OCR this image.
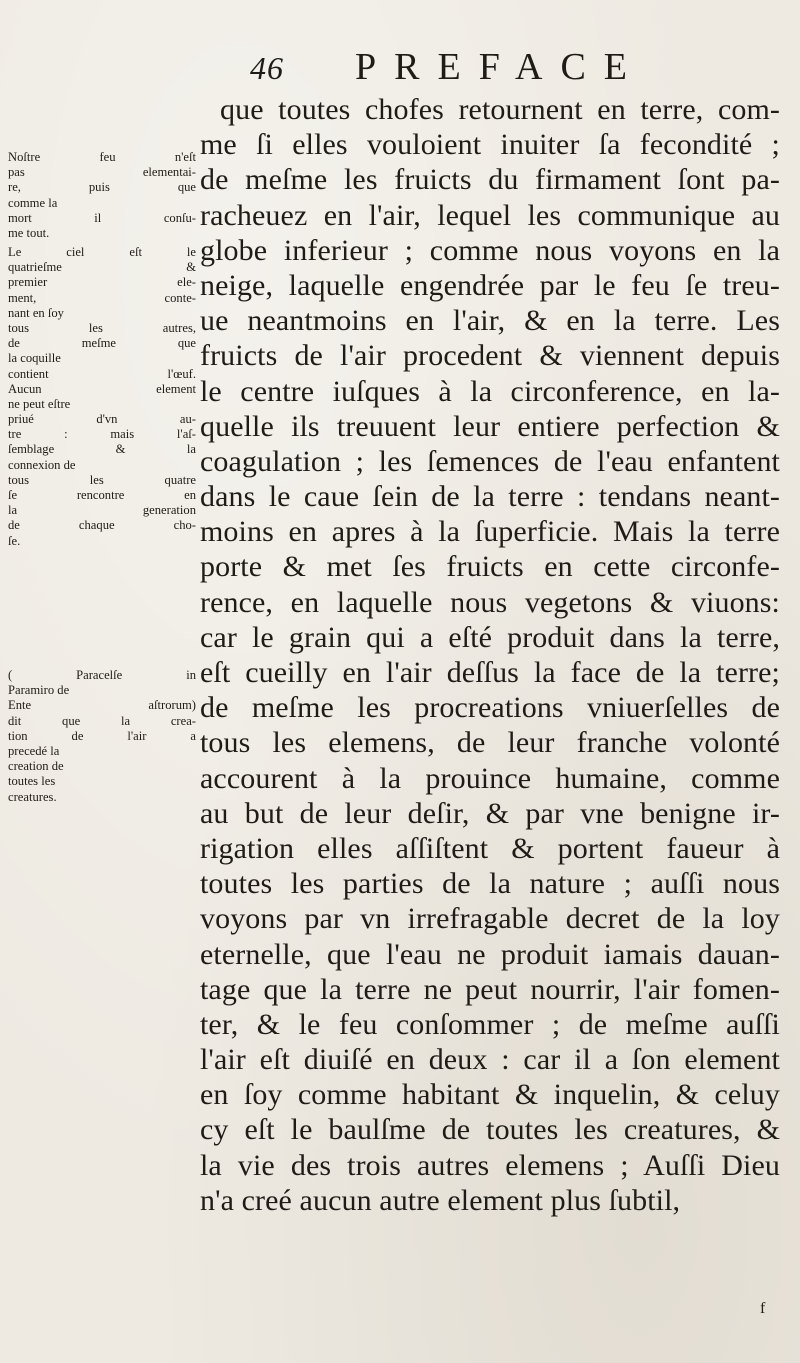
46 PREFACE
que toutes chofes retournent en terre, com-
me ſi elles vouloient inuiter ſa fecondité ;
de meſme les fruicts du firmament ſont pa-
racheuez en l'air, lequel les communique au
globe inferieur ; comme nous voyons en la
neige, laquelle engendrée par le feu ſe treu-
ue neantmoins en l'air, & en la terre. Les
fruicts de l'air procedent & viennent depuis
le centre iuſques à la circonference, en la-
quelle ils treuuent leur entiere perfection &
coagulation ; les ſemences de l'eau enfantent
dans le caue ſein de la terre : tendans neant-
moins en apres à la ſuperficie. Mais la terre
porte & met ſes fruicts en cette circonfe-
rence, en laquelle nous vegetons & viuons:
car le grain qui a eſté produit dans la terre,
eſt cueilly en l'air deſſus la face de la terre;
de meſme les procreations vniuerſelles de
tous les elemens, de leur franche volonté
accourent à la prouince humaine, comme
au but de leur deſir, & par vne benigne ir-
rigation elles aſſiſtent & portent faueur à
toutes les parties de la nature ; auſſi nous
voyons par vn irrefragable decret de la loy
eternelle, que l'eau ne produit iamais dauan-
tage que la terre ne peut nourrir, l'air fomen-
ter, & le feu conſommer ; de meſme auſſi
l'air eſt diuiſé en deux : car il a ſon element
en ſoy comme habitant & inquelin, & celuy
cy eſt le baulſme de toutes les creatures, &
la vie des trois autres elemens ; Auſſi Dieu
n'a creé aucun autre element plus ſubtil,
Noſtre feu n'eſt
pas elementai-
re, puis que
comme la
mort il conſu-
me tout.
Le ciel eſt le
quatrieſme &
premier ele-
ment, conte-
nant en ſoy
tous les autres,
de meſme que
la coquille
contient l'œuf.
Aucun element
ne peut eſtre
priué d'vn au-
tre : mais l'aſ-
ſemblage & la
connexion de
tous les quatre
ſe rencontre en
la generation
de chaque cho-
ſe.
( Paracelſe in
Paramiro de
Ente aſtrorum)
dit que la crea-
tion de l'air a
precedé la
creation de
toutes les
creatures.
f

**What you should do**
From the entries above, copy each line holding "comme".

**Result for this exercise**
globe inferieur ; comme nous voyons en la
accourent à la prouince humaine, comme
en ſoy comme habitant & inquelin, & celuy
comme la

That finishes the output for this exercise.